--- start Records supplied ---

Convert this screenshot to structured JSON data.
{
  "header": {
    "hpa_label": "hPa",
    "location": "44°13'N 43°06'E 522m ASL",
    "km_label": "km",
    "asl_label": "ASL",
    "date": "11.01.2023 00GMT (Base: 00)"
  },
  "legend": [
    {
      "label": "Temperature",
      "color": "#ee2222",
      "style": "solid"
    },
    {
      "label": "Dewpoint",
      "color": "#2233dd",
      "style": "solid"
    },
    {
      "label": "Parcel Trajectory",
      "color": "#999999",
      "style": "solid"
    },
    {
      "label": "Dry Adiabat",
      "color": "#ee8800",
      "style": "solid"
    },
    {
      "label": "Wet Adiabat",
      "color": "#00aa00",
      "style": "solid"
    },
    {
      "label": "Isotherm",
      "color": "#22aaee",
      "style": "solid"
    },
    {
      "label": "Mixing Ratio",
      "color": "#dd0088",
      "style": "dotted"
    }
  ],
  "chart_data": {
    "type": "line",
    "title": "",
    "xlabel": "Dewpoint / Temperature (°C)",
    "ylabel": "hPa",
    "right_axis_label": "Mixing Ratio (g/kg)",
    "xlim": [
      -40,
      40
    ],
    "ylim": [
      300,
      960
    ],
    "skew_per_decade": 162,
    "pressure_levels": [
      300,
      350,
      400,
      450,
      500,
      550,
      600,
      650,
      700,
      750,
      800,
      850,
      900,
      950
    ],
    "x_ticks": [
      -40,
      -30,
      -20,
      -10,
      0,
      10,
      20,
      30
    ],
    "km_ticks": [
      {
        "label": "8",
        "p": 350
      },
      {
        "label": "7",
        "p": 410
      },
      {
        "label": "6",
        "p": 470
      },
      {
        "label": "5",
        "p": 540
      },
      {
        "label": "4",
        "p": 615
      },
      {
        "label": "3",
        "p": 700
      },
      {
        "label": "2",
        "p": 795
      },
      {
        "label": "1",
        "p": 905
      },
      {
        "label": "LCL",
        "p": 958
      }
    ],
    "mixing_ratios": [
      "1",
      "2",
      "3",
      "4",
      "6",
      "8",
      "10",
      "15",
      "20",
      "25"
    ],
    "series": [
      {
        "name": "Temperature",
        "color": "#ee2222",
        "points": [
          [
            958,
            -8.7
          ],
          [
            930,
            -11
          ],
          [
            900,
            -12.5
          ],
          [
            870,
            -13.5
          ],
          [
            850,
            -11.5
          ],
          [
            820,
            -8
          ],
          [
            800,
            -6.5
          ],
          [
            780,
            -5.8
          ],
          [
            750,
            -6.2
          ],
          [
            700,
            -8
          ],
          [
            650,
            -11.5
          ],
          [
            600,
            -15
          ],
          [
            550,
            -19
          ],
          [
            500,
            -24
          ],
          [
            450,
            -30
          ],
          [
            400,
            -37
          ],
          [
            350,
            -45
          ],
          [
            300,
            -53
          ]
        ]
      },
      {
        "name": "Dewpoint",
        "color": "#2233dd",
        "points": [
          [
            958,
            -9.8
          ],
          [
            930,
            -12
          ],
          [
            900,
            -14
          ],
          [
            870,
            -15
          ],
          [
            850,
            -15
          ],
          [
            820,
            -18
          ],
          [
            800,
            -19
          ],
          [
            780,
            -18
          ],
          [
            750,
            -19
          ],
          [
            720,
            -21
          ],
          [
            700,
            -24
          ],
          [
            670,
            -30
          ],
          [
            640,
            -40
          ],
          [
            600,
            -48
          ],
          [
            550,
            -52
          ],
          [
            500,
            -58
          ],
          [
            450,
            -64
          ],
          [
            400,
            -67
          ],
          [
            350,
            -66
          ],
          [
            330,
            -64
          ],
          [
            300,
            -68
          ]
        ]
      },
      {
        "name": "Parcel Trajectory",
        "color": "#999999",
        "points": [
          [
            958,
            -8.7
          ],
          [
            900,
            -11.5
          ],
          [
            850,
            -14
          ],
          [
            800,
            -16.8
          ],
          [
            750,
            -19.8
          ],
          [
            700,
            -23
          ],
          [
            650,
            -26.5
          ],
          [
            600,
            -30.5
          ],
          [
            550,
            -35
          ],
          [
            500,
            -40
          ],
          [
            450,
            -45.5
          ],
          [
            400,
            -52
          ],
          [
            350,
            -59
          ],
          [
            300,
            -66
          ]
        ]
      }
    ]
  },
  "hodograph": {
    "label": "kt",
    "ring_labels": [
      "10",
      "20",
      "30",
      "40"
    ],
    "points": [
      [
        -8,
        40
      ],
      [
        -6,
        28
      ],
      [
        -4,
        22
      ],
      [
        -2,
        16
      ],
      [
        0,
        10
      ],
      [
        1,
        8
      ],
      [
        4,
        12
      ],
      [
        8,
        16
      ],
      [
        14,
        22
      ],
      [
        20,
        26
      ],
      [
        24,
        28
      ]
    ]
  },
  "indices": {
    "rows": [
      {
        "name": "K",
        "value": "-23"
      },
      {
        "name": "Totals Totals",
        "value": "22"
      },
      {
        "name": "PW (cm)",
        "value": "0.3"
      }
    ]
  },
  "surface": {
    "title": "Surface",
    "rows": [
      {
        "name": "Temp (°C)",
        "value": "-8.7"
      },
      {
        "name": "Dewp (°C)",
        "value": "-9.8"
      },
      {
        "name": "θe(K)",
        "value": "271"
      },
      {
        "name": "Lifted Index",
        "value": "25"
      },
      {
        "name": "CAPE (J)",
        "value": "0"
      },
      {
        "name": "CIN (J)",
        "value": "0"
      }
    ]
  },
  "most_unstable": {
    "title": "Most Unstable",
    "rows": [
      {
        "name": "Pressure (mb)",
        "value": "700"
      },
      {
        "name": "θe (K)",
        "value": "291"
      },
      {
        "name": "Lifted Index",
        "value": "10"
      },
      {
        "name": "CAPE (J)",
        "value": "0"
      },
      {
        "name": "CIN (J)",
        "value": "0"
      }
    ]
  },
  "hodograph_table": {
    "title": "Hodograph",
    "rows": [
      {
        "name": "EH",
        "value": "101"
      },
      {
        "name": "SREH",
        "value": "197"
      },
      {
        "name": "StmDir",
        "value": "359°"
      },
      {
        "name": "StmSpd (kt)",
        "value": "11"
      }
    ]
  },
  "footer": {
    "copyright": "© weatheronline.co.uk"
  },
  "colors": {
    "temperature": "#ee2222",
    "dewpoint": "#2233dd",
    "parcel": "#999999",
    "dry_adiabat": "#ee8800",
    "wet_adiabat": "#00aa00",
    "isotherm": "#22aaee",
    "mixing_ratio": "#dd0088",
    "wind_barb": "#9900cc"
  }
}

--- end Records supplied ---

Write out every entry again, keeping each line exactly the same.

Convert this screenshot to structured JSON data.
{
  "header": {
    "hpa_label": "hPa",
    "location": "44°13'N 43°06'E 522m ASL",
    "km_label": "km",
    "asl_label": "ASL",
    "date": "11.01.2023 00GMT (Base: 00)"
  },
  "legend": [
    {
      "label": "Temperature",
      "color": "#ee2222",
      "style": "solid"
    },
    {
      "label": "Dewpoint",
      "color": "#2233dd",
      "style": "solid"
    },
    {
      "label": "Parcel Trajectory",
      "color": "#999999",
      "style": "solid"
    },
    {
      "label": "Dry Adiabat",
      "color": "#ee8800",
      "style": "solid"
    },
    {
      "label": "Wet Adiabat",
      "color": "#00aa00",
      "style": "solid"
    },
    {
      "label": "Isotherm",
      "color": "#22aaee",
      "style": "solid"
    },
    {
      "label": "Mixing Ratio",
      "color": "#dd0088",
      "style": "dotted"
    }
  ],
  "chart_data": {
    "type": "line",
    "title": "",
    "xlabel": "Dewpoint / Temperature (°C)",
    "ylabel": "hPa",
    "right_axis_label": "Mixing Ratio (g/kg)",
    "xlim": [
      -40,
      40
    ],
    "ylim": [
      300,
      960
    ],
    "skew_per_decade": 162,
    "pressure_levels": [
      300,
      350,
      400,
      450,
      500,
      550,
      600,
      650,
      700,
      750,
      800,
      850,
      900,
      950
    ],
    "x_ticks": [
      -40,
      -30,
      -20,
      -10,
      0,
      10,
      20,
      30
    ],
    "km_ticks": [
      {
        "label": "8",
        "p": 350
      },
      {
        "label": "7",
        "p": 410
      },
      {
        "label": "6",
        "p": 470
      },
      {
        "label": "5",
        "p": 540
      },
      {
        "label": "4",
        "p": 615
      },
      {
        "label": "3",
        "p": 700
      },
      {
        "label": "2",
        "p": 795
      },
      {
        "label": "1",
        "p": 905
      },
      {
        "label": "LCL",
        "p": 958
      }
    ],
    "mixing_ratios": [
      "1",
      "2",
      "3",
      "4",
      "6",
      "8",
      "10",
      "15",
      "20",
      "25"
    ],
    "series": [
      {
        "name": "Temperature",
        "color": "#ee2222",
        "points": [
          [
            958,
            -8.7
          ],
          [
            930,
            -11
          ],
          [
            900,
            -12.5
          ],
          [
            870,
            -13.5
          ],
          [
            850,
            -11.5
          ],
          [
            820,
            -8
          ],
          [
            800,
            -6.5
          ],
          [
            780,
            -5.8
          ],
          [
            750,
            -6.2
          ],
          [
            700,
            -8
          ],
          [
            650,
            -11.5
          ],
          [
            600,
            -15
          ],
          [
            550,
            -19
          ],
          [
            500,
            -24
          ],
          [
            450,
            -30
          ],
          [
            400,
            -37
          ],
          [
            350,
            -45
          ],
          [
            300,
            -53
          ]
        ]
      },
      {
        "name": "Dewpoint",
        "color": "#2233dd",
        "points": [
          [
            958,
            -9.8
          ],
          [
            930,
            -12
          ],
          [
            900,
            -14
          ],
          [
            870,
            -15
          ],
          [
            850,
            -15
          ],
          [
            820,
            -18
          ],
          [
            800,
            -19
          ],
          [
            780,
            -18
          ],
          [
            750,
            -19
          ],
          [
            720,
            -21
          ],
          [
            700,
            -24
          ],
          [
            670,
            -30
          ],
          [
            640,
            -40
          ],
          [
            600,
            -48
          ],
          [
            550,
            -52
          ],
          [
            500,
            -58
          ],
          [
            450,
            -64
          ],
          [
            400,
            -67
          ],
          [
            350,
            -66
          ],
          [
            330,
            -64
          ],
          [
            300,
            -68
          ]
        ]
      },
      {
        "name": "Parcel Trajectory",
        "color": "#999999",
        "points": [
          [
            958,
            -8.7
          ],
          [
            900,
            -11.5
          ],
          [
            850,
            -14
          ],
          [
            800,
            -16.8
          ],
          [
            750,
            -19.8
          ],
          [
            700,
            -23
          ],
          [
            650,
            -26.5
          ],
          [
            600,
            -30.5
          ],
          [
            550,
            -35
          ],
          [
            500,
            -40
          ],
          [
            450,
            -45.5
          ],
          [
            400,
            -52
          ],
          [
            350,
            -59
          ],
          [
            300,
            -66
          ]
        ]
      }
    ]
  },
  "hodograph": {
    "label": "kt",
    "ring_labels": [
      "10",
      "20",
      "30",
      "40"
    ],
    "points": [
      [
        -8,
        40
      ],
      [
        -6,
        28
      ],
      [
        -4,
        22
      ],
      [
        -2,
        16
      ],
      [
        0,
        10
      ],
      [
        1,
        8
      ],
      [
        4,
        12
      ],
      [
        8,
        16
      ],
      [
        14,
        22
      ],
      [
        20,
        26
      ],
      [
        24,
        28
      ]
    ]
  },
  "indices": {
    "rows": [
      {
        "name": "K",
        "value": "-23"
      },
      {
        "name": "Totals Totals",
        "value": "22"
      },
      {
        "name": "PW (cm)",
        "value": "0.3"
      }
    ]
  },
  "surface": {
    "title": "Surface",
    "rows": [
      {
        "name": "Temp (°C)",
        "value": "-8.7"
      },
      {
        "name": "Dewp (°C)",
        "value": "-9.8"
      },
      {
        "name": "θe(K)",
        "value": "271"
      },
      {
        "name": "Lifted Index",
        "value": "25"
      },
      {
        "name": "CAPE (J)",
        "value": "0"
      },
      {
        "name": "CIN (J)",
        "value": "0"
      }
    ]
  },
  "most_unstable": {
    "title": "Most Unstable",
    "rows": [
      {
        "name": "Pressure (mb)",
        "value": "700"
      },
      {
        "name": "θe (K)",
        "value": "291"
      },
      {
        "name": "Lifted Index",
        "value": "10"
      },
      {
        "name": "CAPE (J)",
        "value": "0"
      },
      {
        "name": "CIN (J)",
        "value": "0"
      }
    ]
  },
  "hodograph_table": {
    "title": "Hodograph",
    "rows": [
      {
        "name": "EH",
        "value": "101"
      },
      {
        "name": "SREH",
        "value": "197"
      },
      {
        "name": "StmDir",
        "value": "359°"
      },
      {
        "name": "StmSpd (kt)",
        "value": "11"
      }
    ]
  },
  "footer": {
    "copyright": "© weatheronline.co.uk"
  },
  "colors": {
    "temperature": "#ee2222",
    "dewpoint": "#2233dd",
    "parcel": "#999999",
    "dry_adiabat": "#ee8800",
    "wet_adiabat": "#00aa00",
    "isotherm": "#22aaee",
    "mixing_ratio": "#dd0088",
    "wind_barb": "#9900cc"
  }
}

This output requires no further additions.